• **Job**: Scan the listing below. Report each line that includes "points".

<<<<

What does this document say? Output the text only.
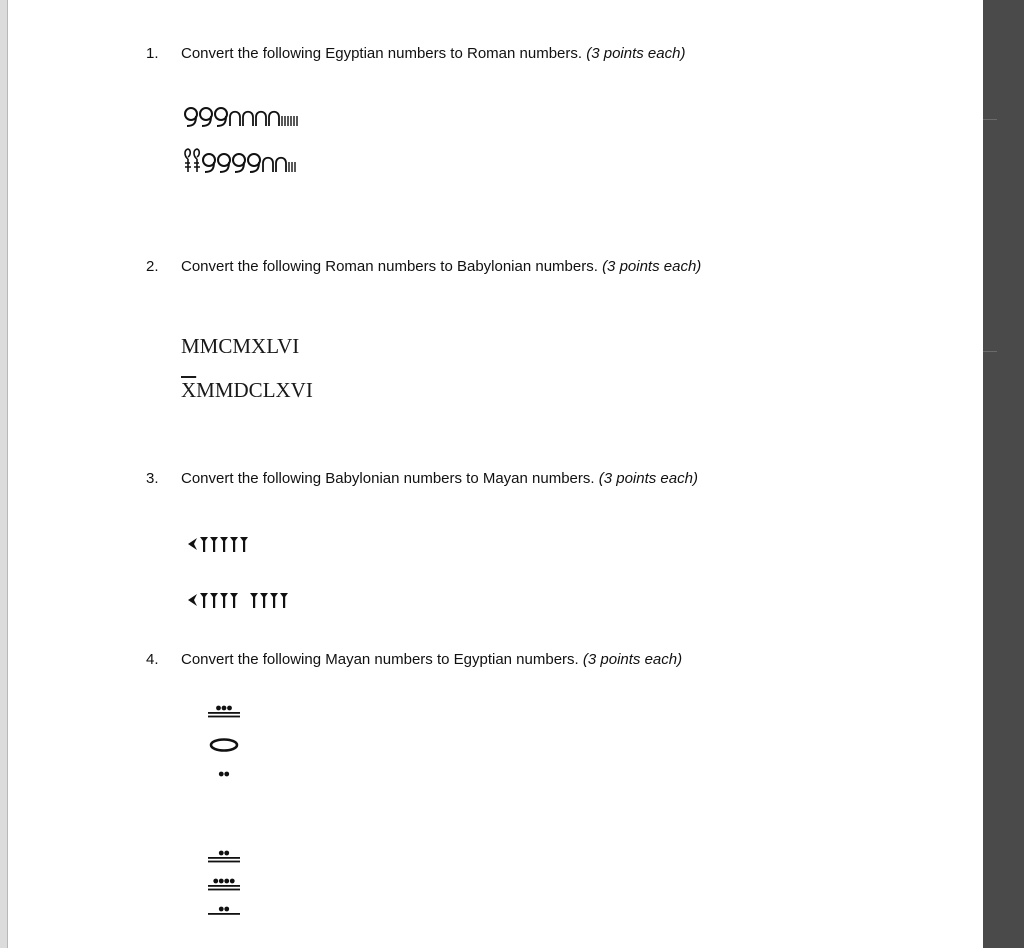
1. Convert the following Egyptian numbers to Roman numbers. (3 points each)
2. Convert the following Roman numbers to Babylonian numbers. (3 points each)
MMCMXLVI
$\overline{X}MMDCLXVI$
3. Convert the following Babylonian numbers to Mayan numbers. (3 points each)
4. Convert the following Mayan numbers to Egyptian numbers. (3 points each)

>>>>

• **Correct response**:
1. Convert the following Egyptian numbers to Roman numbers. (3 points each)
2. Convert the following Roman numbers to Babylonian numbers. (3 points each)
3. Convert the following Babylonian numbers to Mayan numbers. (3 points each)
4. Convert the following Mayan numbers to Egyptian numbers. (3 points each)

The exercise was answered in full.